> Given passage:

Read Part 1 here
The truth is, OZCF and Abalimi only scratch the surface of urban food growing in Cape Town.
At the Woodstock Peace Garden, Molenvliet Road, Strubens Street, under the bridge at the Lansdowne Road – Palmyra Road Intersection in Claremont, at the Soil for life Training Centre in Constantia, no community food initiative is the same, but they share much in common. Both Abalimi and OZCF are vying to create a viable economic model: at Abalimi through the selling of vegetable boxes, at OZCF through securing a contract with Madame Zingara’s to purchase their produce at market organic prices.
Both are living examples of community empowerment. A key aim of the OZCF is to re-connect historically separated communities in the city in order to build social cohesion. The project has teamed up with the NGO Straatwerk to enable six unemployed people to undertake apprentices to become qualified organic farmers.
In the long-term, the plan is to become a central resource for communities across town to start-up their own food growing initiatives, a mentoring role in the spirit of Abalimi. The socio-economic status of those involved may be different, but the vision is similar: to involve the community in using our relationship with food as a catalyst for social and environmental change.
Change is one thing, but what about the numbers? Is it possible, even desirable, for urban areas to produce a significant amount of their own fresh food demand?
Urban visionaries such as Jeb Brugmann, author of the Urban Revolution, proclaim the need for a radical vision of cities which are net productive systems: producing more than they consume, processing more waste than they produce. Havana is touted as the pinnacle of what can be achieved when it comes to food: a staggering 90% of the inhabitants’ fruit and vegetables are grown in diverse, small, decentralised plots within the city boundary.
Is this possible here in Cape Town? Saul Roux, who works at the City of Cape Town, has calculated that growing 10% of the City’s current demand of fruit and vegetables from within a 30km radius of the city would require 1,313.77 hectares of land. This is less than a third of the current size of the Phillippi Horticultural Area.
To really achieve urban food production at scale, perhaps we have to look to the skies. Tucked away above the 12th floor of the City of Cape Town’s offices on 44 Wale Street is a small green space of tranquillity and calm. Once no more than a square of barren metal, the place is now teeming with beetroot, spinach and parsley. I sit in the heat with the man behind this creation Stephen Lamb, founder of Touching the Earth Lightly. We munch on vitamin C rich Spekboom leaves. He tells me: “This is about using every un-used roof space, and connecting people in cities with the soil that is beneath them.” By literally putting it above them.

[Source data]
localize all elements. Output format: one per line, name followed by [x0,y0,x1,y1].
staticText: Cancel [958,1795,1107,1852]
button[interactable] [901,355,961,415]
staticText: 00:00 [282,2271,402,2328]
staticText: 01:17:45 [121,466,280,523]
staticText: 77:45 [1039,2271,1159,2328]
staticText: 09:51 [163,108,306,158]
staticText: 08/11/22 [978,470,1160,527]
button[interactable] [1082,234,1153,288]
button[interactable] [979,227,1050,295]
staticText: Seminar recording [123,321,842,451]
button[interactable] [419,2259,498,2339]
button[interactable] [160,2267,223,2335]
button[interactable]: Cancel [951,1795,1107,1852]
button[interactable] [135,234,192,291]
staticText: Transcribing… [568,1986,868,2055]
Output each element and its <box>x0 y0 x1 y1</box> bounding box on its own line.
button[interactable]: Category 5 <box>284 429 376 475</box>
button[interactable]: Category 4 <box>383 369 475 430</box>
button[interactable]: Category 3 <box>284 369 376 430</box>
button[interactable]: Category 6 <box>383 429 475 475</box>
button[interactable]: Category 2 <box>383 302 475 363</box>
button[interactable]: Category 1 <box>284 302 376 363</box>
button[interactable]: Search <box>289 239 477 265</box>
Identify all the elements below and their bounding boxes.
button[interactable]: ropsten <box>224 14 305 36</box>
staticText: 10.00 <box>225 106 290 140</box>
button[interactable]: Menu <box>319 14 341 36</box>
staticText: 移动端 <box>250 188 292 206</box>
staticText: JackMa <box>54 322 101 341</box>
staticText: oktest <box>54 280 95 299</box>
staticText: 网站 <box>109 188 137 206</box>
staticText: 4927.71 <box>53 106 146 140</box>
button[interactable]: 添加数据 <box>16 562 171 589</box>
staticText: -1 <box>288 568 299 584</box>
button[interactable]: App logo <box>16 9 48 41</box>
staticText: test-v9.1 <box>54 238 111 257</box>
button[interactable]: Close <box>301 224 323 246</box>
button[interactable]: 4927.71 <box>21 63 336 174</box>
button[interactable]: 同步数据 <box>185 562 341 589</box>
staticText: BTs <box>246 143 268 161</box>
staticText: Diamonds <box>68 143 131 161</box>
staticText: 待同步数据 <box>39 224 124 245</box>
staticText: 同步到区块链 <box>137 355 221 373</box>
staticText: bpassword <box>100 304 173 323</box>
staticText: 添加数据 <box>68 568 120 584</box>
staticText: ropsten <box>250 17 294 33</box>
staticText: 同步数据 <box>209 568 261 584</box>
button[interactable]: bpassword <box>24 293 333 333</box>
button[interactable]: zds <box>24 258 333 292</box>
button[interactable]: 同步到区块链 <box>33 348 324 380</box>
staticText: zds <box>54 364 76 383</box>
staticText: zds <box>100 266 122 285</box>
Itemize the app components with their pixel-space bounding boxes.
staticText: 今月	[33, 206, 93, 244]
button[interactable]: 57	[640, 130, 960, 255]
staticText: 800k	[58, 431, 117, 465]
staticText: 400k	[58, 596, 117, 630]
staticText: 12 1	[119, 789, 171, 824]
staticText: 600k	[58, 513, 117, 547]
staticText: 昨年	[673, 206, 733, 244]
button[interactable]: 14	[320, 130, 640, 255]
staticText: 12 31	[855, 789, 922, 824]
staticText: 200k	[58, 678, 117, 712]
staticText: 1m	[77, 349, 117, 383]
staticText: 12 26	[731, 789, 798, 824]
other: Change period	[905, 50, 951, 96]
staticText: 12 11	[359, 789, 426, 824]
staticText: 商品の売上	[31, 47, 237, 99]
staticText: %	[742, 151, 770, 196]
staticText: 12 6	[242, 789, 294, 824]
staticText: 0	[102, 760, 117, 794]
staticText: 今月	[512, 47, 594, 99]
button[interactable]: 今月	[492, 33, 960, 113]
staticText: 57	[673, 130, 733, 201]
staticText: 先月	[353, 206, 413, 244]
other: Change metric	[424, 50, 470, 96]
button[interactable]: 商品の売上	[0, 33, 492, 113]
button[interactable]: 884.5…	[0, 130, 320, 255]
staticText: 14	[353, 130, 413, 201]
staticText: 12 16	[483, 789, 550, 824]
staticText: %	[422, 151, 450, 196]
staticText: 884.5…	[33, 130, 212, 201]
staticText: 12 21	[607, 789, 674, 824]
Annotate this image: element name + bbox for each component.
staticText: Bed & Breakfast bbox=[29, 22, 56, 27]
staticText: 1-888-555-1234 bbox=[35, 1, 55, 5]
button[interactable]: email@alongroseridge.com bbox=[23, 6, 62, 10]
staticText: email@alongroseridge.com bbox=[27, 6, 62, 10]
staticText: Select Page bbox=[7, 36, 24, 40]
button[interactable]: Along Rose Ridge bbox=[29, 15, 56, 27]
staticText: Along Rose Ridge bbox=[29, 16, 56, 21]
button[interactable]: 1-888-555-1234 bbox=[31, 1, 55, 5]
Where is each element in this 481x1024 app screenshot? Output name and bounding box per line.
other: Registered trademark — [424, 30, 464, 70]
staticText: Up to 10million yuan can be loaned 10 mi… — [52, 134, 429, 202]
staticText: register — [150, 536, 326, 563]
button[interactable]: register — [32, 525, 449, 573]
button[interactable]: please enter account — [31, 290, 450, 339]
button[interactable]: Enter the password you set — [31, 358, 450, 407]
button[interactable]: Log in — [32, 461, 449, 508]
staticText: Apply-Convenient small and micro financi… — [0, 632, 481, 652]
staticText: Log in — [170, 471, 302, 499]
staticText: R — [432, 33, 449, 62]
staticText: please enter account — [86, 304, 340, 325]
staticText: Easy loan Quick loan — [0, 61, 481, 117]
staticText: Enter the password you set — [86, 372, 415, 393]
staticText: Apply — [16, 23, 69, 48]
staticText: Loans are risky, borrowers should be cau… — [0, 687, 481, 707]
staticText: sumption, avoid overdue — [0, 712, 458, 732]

> Objective: Can you repeat the part of the article on urban food growing in Cape Town that starts with "Both are living" and goes on through "qualified organic farmers."?

> The completed task:
Both are living examples of community empowerment. A key aim of the OZCF is to re-connect historically separated communities in the city in order to build social cohesion. The project has teamed up with the NGO Straatwerk to enable six unemployed people to undertake apprentices to become qualified organic farmers.